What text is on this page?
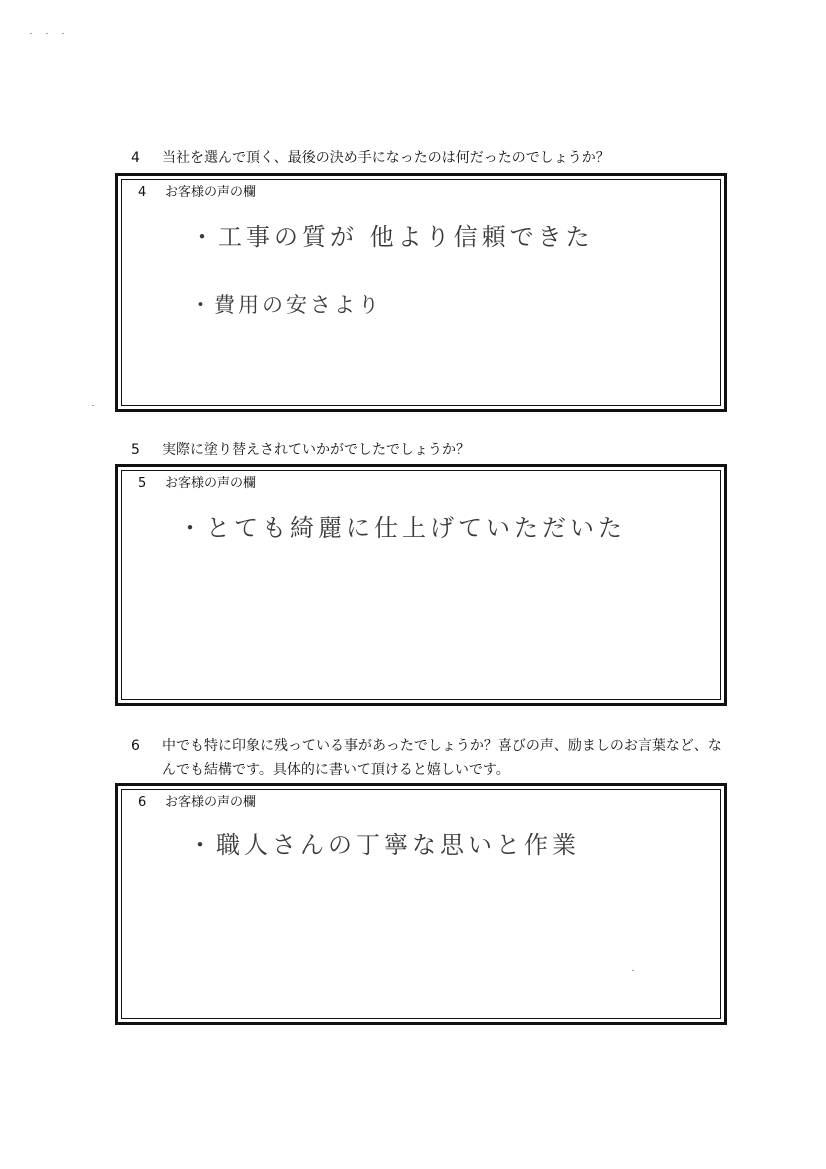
4	当社を選んで頂く、最後の決め手になったのは何だったのでしょうか？
4 お客様の声の欄
・工事の質が 他より信頼できた
・費用の安さより
5	実際に塗り替えされていかがでしたでしょうか？
5 お客様の声の欄
・とても綺麗に仕上げていただいた
6	中でも特に印象に残っている事があったでしょうか？喜びの声、励ましのお言葉など、なんでも結構です。具体的に書いて頂けると嬉しいです。
6 お客様の声の欄
・職人さんの丁寧な思いと作業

┄┄┄┄┄┄┄┄┄┄

Copy out each record shown above without alteration, skipping any picture.

What text is on this page?
4	当社を選んで頂く、最後の決め手になったのは何だったのでしょうか？
4 お客様の声の欄
・工事の質が 他より信頼できた
・費用の安さより
5	実際に塗り替えされていかがでしたでしょうか？
5 お客様の声の欄
・とても綺麗に仕上げていただいた
6	中でも特に印象に残っている事があったでしょうか？喜びの声、励ましのお言葉など、なんでも結構です。具体的に書いて頂けると嬉しいです。
6 お客様の声の欄
・職人さんの丁寧な思いと作業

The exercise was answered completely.